Dataset records:
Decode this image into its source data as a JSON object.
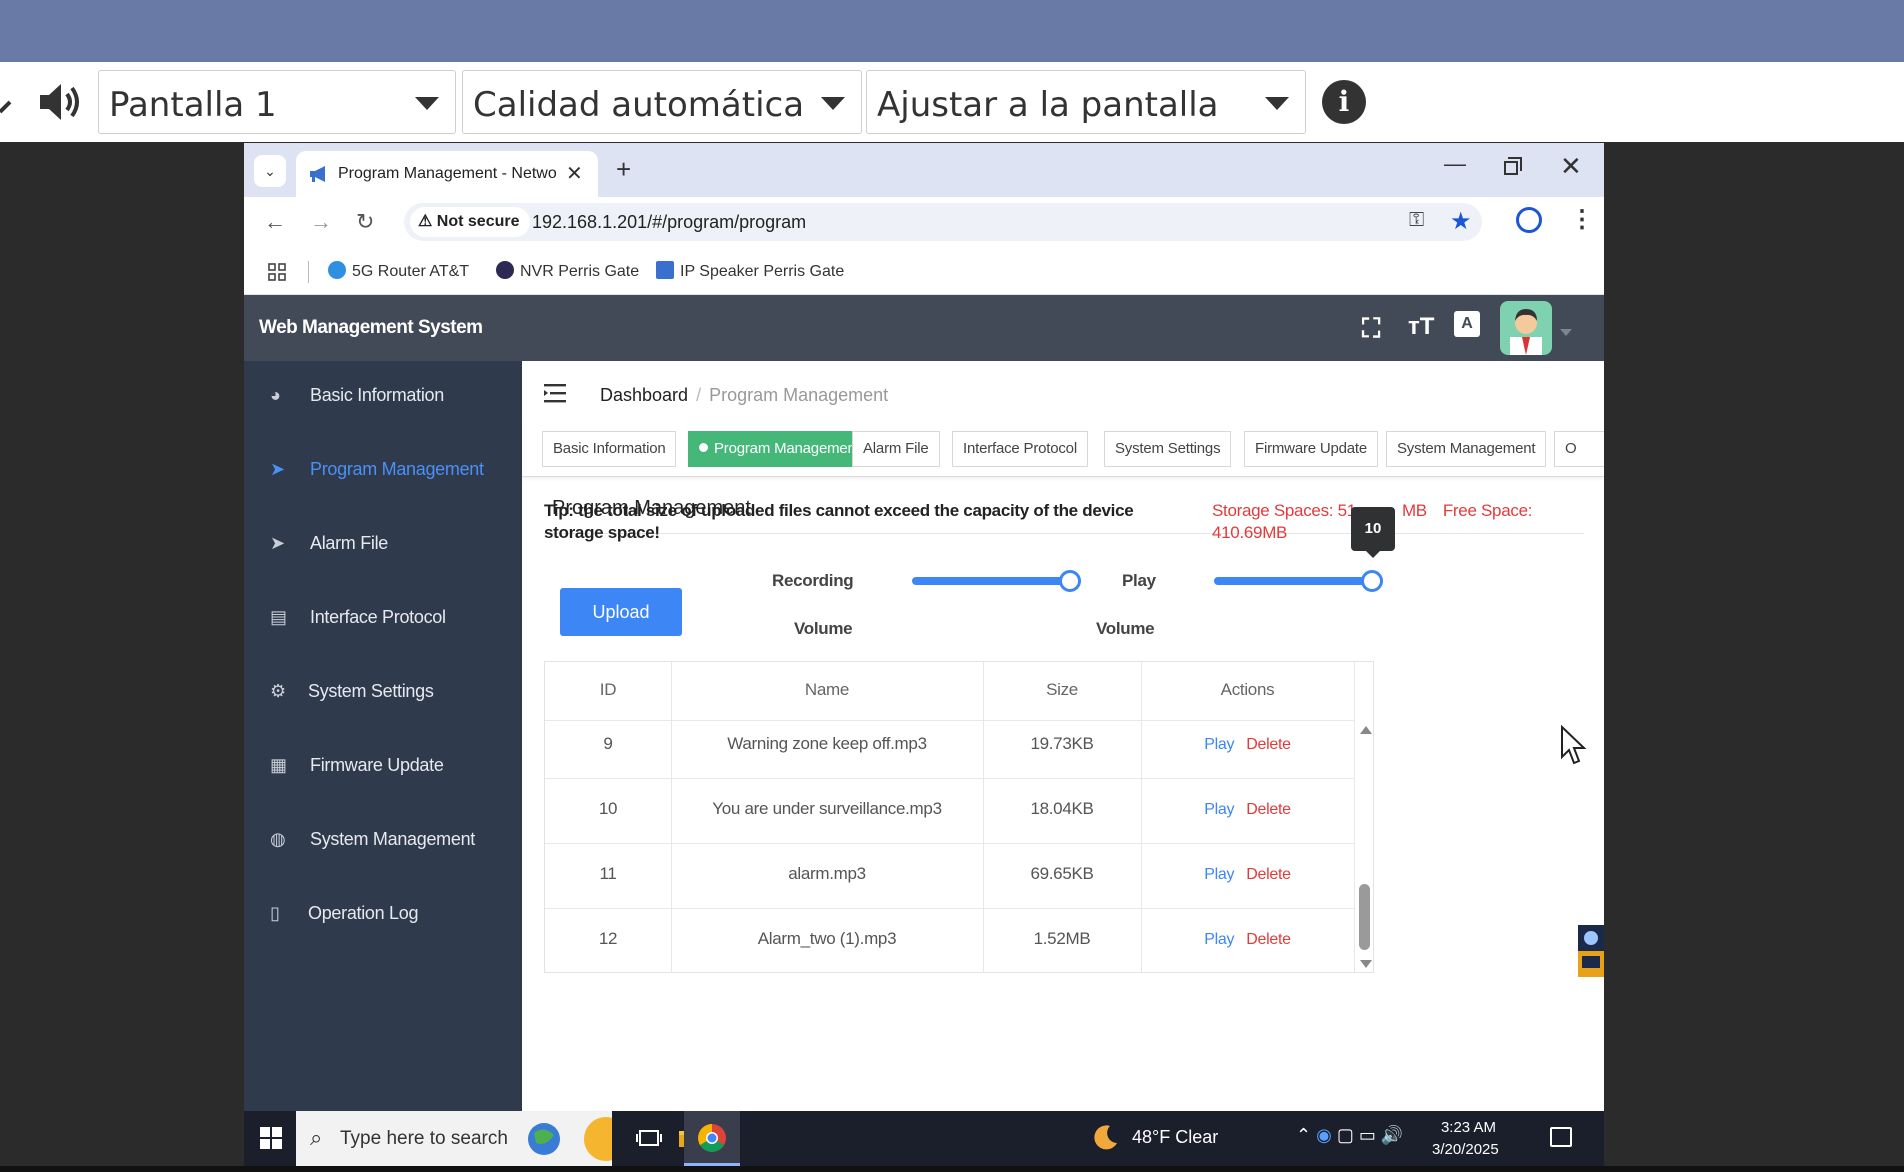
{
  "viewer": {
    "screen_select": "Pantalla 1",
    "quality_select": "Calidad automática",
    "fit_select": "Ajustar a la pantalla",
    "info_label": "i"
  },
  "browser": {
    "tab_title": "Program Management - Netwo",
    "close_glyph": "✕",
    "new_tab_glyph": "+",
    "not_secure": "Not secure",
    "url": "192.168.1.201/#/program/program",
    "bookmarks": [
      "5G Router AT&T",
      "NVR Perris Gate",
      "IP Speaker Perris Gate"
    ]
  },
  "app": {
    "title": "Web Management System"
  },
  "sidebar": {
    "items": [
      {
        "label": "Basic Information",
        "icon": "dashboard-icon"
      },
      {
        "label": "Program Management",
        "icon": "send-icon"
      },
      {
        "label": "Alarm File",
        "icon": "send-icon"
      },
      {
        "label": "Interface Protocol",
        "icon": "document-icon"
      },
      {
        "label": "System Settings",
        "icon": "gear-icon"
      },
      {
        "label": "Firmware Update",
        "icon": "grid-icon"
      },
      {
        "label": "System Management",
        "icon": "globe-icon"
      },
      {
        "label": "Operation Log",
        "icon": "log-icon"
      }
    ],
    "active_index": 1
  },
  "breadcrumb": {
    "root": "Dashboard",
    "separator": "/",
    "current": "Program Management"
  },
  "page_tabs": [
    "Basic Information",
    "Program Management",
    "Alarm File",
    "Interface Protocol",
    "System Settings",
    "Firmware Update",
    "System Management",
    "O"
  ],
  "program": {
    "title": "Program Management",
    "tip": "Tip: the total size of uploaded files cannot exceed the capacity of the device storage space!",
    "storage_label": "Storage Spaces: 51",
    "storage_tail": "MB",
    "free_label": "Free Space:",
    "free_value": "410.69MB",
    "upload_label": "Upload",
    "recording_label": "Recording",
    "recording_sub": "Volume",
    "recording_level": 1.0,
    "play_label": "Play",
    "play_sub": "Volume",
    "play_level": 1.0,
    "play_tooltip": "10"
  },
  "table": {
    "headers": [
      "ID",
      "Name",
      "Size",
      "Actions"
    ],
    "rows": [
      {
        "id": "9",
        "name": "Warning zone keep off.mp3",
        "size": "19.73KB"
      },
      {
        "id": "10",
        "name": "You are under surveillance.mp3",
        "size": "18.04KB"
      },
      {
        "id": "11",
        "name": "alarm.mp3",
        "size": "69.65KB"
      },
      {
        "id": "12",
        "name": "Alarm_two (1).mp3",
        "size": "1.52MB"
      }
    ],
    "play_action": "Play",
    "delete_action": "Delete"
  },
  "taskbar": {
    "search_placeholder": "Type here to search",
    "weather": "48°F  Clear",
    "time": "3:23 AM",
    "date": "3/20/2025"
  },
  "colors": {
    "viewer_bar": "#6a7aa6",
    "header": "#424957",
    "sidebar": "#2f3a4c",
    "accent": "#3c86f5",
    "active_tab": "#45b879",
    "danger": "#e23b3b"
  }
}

# GIVEN PROBLEM
Repeat all of the records verbatim, leaving out the pictures.

# RESPONSE TO THIS TASK
Decode this image into its source data as a JSON object.
{
  "viewer": {
    "screen_select": "Pantalla 1",
    "quality_select": "Calidad automática",
    "fit_select": "Ajustar a la pantalla",
    "info_label": "i"
  },
  "browser": {
    "tab_title": "Program Management - Netwo",
    "close_glyph": "✕",
    "new_tab_glyph": "+",
    "not_secure": "Not secure",
    "url": "192.168.1.201/#/program/program",
    "bookmarks": [
      "5G Router AT&T",
      "NVR Perris Gate",
      "IP Speaker Perris Gate"
    ]
  },
  "app": {
    "title": "Web Management System"
  },
  "sidebar": {
    "items": [
      {
        "label": "Basic Information",
        "icon": "dashboard-icon"
      },
      {
        "label": "Program Management",
        "icon": "send-icon"
      },
      {
        "label": "Alarm File",
        "icon": "send-icon"
      },
      {
        "label": "Interface Protocol",
        "icon": "document-icon"
      },
      {
        "label": "System Settings",
        "icon": "gear-icon"
      },
      {
        "label": "Firmware Update",
        "icon": "grid-icon"
      },
      {
        "label": "System Management",
        "icon": "globe-icon"
      },
      {
        "label": "Operation Log",
        "icon": "log-icon"
      }
    ],
    "active_index": 1
  },
  "breadcrumb": {
    "root": "Dashboard",
    "separator": "/",
    "current": "Program Management"
  },
  "page_tabs": [
    "Basic Information",
    "Program Management",
    "Alarm File",
    "Interface Protocol",
    "System Settings",
    "Firmware Update",
    "System Management",
    "O"
  ],
  "program": {
    "title": "Program Management",
    "tip": "Tip: the total size of uploaded files cannot exceed the capacity of the device storage space!",
    "storage_label": "Storage Spaces: 51",
    "storage_tail": "MB",
    "free_label": "Free Space:",
    "free_value": "410.69MB",
    "upload_label": "Upload",
    "recording_label": "Recording",
    "recording_sub": "Volume",
    "recording_level": 1.0,
    "play_label": "Play",
    "play_sub": "Volume",
    "play_level": 1.0,
    "play_tooltip": "10"
  },
  "table": {
    "headers": [
      "ID",
      "Name",
      "Size",
      "Actions"
    ],
    "rows": [
      {
        "id": "9",
        "name": "Warning zone keep off.mp3",
        "size": "19.73KB"
      },
      {
        "id": "10",
        "name": "You are under surveillance.mp3",
        "size": "18.04KB"
      },
      {
        "id": "11",
        "name": "alarm.mp3",
        "size": "69.65KB"
      },
      {
        "id": "12",
        "name": "Alarm_two (1).mp3",
        "size": "1.52MB"
      }
    ],
    "play_action": "Play",
    "delete_action": "Delete"
  },
  "taskbar": {
    "search_placeholder": "Type here to search",
    "weather": "48°F  Clear",
    "time": "3:23 AM",
    "date": "3/20/2025"
  },
  "colors": {
    "viewer_bar": "#6a7aa6",
    "header": "#424957",
    "sidebar": "#2f3a4c",
    "accent": "#3c86f5",
    "active_tab": "#45b879",
    "danger": "#e23b3b"
  }
}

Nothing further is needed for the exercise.